start Supplied material
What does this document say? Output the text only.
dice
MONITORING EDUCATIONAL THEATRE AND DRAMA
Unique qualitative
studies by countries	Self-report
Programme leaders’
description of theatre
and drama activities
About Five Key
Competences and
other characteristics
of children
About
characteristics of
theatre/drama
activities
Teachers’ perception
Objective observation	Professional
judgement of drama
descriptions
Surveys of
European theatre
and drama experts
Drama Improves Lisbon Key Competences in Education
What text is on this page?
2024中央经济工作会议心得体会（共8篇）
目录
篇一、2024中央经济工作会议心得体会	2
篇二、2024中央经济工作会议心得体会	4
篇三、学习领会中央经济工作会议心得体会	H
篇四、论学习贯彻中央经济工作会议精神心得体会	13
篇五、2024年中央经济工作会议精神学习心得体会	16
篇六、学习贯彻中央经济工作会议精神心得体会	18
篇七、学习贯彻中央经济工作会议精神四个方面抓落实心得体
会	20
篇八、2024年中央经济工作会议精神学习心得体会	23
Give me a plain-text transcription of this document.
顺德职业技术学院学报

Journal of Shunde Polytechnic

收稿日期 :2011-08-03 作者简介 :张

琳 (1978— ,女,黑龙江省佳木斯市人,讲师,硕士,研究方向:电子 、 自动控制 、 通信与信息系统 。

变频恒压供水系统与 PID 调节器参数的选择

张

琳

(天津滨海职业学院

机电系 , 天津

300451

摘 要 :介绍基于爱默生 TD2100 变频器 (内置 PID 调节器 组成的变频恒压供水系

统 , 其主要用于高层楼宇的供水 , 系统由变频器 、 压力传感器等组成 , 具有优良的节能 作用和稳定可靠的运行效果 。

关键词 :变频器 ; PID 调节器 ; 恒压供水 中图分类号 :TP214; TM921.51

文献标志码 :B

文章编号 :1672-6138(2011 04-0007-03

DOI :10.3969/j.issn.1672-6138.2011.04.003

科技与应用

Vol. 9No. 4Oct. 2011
end Supplied material
• Problem to work on
Extract all of the data shown above without alteration.

• Finished answer
What does this document say? Output the text only.
dice
MONITORING EDUCATIONAL THEATRE AND DRAMA
Unique qualitative
studies by countries	Self-report
Programme leaders’
description of theatre
and drama activities
About Five Key
Competences and
other characteristics
of children
About
characteristics of
theatre/drama
activities
Teachers’ perception
Objective observation	Professional
judgement of drama
descriptions
Surveys of
European theatre
and drama experts
Drama Improves Lisbon Key Competences in Education
What text is on this page?
2024中央经济工作会议心得体会（共8篇）
目录
篇一、2024中央经济工作会议心得体会	2
篇二、2024中央经济工作会议心得体会	4
篇三、学习领会中央经济工作会议心得体会	H
篇四、论学习贯彻中央经济工作会议精神心得体会	13
篇五、2024年中央经济工作会议精神学习心得体会	16
篇六、学习贯彻中央经济工作会议精神心得体会	18
篇七、学习贯彻中央经济工作会议精神四个方面抓落实心得体
会	20
篇八、2024年中央经济工作会议精神学习心得体会	23
Give me a plain-text transcription of this document.
顺德职业技术学院学报

Journal of Shunde Polytechnic

收稿日期 :2011-08-03 作者简介 :张

琳 (1978— ,女,黑龙江省佳木斯市人,讲师,硕士,研究方向:电子 、 自动控制 、 通信与信息系统 。

变频恒压供水系统与 PID 调节器参数的选择

张

琳

(天津滨海职业学院

机电系 , 天津

300451

摘 要 :介绍基于爱默生 TD2100 变频器 (内置 PID 调节器 组成的变频恒压供水系

统 , 其主要用于高层楼宇的供水 , 系统由变频器 、 压力传感器等组成 , 具有优良的节能 作用和稳定可靠的运行效果 。

关键词 :变频器 ; PID 调节器 ; 恒压供水 中图分类号 :TP214; TM921.51

文献标志码 :B

文章编号 :1672-6138(2011 04-0007-03

DOI :10.3969/j.issn.1672-6138.2011.04.003

科技与应用

Vol. 9No. 4Oct. 2011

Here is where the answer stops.